- _Direction_
Output every entry exactly, from the first line to the last.

(Data excerpts)
********

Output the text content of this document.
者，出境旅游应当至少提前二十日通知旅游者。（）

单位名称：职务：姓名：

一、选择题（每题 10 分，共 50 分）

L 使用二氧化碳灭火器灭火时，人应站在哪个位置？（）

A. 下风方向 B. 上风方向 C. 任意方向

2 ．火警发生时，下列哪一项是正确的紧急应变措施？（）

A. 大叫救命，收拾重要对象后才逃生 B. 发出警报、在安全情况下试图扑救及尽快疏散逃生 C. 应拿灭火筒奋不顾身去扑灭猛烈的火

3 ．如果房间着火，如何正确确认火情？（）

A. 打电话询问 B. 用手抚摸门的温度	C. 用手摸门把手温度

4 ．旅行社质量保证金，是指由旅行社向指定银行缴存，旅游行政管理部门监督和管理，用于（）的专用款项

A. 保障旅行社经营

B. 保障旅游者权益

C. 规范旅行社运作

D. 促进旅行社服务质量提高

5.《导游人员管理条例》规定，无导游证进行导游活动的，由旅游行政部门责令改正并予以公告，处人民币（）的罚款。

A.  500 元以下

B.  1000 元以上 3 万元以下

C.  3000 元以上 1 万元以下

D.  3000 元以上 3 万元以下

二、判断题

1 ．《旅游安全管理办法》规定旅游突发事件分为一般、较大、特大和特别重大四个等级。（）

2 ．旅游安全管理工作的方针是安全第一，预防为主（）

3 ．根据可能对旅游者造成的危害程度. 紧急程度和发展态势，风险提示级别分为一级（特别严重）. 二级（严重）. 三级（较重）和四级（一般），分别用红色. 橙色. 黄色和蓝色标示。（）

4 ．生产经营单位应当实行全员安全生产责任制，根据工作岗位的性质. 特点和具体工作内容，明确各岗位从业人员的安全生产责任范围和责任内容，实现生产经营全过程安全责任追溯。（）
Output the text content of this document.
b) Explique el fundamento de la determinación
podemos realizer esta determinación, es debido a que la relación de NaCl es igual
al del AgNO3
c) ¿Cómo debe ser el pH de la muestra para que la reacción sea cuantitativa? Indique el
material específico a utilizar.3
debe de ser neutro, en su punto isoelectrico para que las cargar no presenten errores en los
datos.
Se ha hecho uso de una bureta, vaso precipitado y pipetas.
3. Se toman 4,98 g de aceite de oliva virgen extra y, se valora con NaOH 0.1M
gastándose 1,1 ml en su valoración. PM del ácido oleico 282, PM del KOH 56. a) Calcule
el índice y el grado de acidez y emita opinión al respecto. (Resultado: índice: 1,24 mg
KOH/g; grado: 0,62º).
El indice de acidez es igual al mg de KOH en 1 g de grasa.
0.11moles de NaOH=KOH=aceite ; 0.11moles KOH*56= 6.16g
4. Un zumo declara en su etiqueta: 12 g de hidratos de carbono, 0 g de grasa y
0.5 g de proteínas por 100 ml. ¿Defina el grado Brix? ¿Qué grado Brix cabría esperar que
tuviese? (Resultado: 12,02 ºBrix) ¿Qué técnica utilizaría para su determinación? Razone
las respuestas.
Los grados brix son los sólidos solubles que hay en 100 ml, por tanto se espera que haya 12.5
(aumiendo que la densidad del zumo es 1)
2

********

- _Answer for the task_
Output the text content of this document.
者，出境旅游应当至少提前二十日通知旅游者。（）

单位名称：职务：姓名：

一、选择题（每题 10 分，共 50 分）

L 使用二氧化碳灭火器灭火时，人应站在哪个位置？（）

A. 下风方向 B. 上风方向 C. 任意方向

2 ．火警发生时，下列哪一项是正确的紧急应变措施？（）

A. 大叫救命，收拾重要对象后才逃生 B. 发出警报、在安全情况下试图扑救及尽快疏散逃生 C. 应拿灭火筒奋不顾身去扑灭猛烈的火

3 ．如果房间着火，如何正确确认火情？（）

A. 打电话询问 B. 用手抚摸门的温度	C. 用手摸门把手温度

4 ．旅行社质量保证金，是指由旅行社向指定银行缴存，旅游行政管理部门监督和管理，用于（）的专用款项

A. 保障旅行社经营

B. 保障旅游者权益

C. 规范旅行社运作

D. 促进旅行社服务质量提高

5.《导游人员管理条例》规定，无导游证进行导游活动的，由旅游行政部门责令改正并予以公告，处人民币（）的罚款。

A.  500 元以下

B.  1000 元以上 3 万元以下

C.  3000 元以上 1 万元以下

D.  3000 元以上 3 万元以下

二、判断题

1 ．《旅游安全管理办法》规定旅游突发事件分为一般、较大、特大和特别重大四个等级。（）

2 ．旅游安全管理工作的方针是安全第一，预防为主（）

3 ．根据可能对旅游者造成的危害程度. 紧急程度和发展态势，风险提示级别分为一级（特别严重）. 二级（严重）. 三级（较重）和四级（一般），分别用红色. 橙色. 黄色和蓝色标示。（）

4 ．生产经营单位应当实行全员安全生产责任制，根据工作岗位的性质. 特点和具体工作内容，明确各岗位从业人员的安全生产责任范围和责任内容，实现生产经营全过程安全责任追溯。（）
Output the text content of this document.
b) Explique el fundamento de la determinación
podemos realizer esta determinación, es debido a que la relación de NaCl es igual
al del AgNO3
c) ¿Cómo debe ser el pH de la muestra para que la reacción sea cuantitativa? Indique el
material específico a utilizar.3
debe de ser neutro, en su punto isoelectrico para que las cargar no presenten errores en los
datos.
Se ha hecho uso de una bureta, vaso precipitado y pipetas.
3. Se toman 4,98 g de aceite de oliva virgen extra y, se valora con NaOH 0.1M
gastándose 1,1 ml en su valoración. PM del ácido oleico 282, PM del KOH 56. a) Calcule
el índice y el grado de acidez y emita opinión al respecto. (Resultado: índice: 1,24 mg
KOH/g; grado: 0,62º).
El indice de acidez es igual al mg de KOH en 1 g de grasa.
0.11moles de NaOH=KOH=aceite ; 0.11moles KOH*56= 6.16g
4. Un zumo declara en su etiqueta: 12 g de hidratos de carbono, 0 g de grasa y
0.5 g de proteínas por 100 ml. ¿Defina el grado Brix? ¿Qué grado Brix cabría esperar que
tuviese? (Resultado: 12,02 ºBrix) ¿Qué técnica utilizaría para su determinación? Razone
las respuestas.
Los grados brix son los sólidos solubles que hay en 100 ml, por tanto se espera que haya 12.5
(aumiendo que la densidad del zumo es 1)
2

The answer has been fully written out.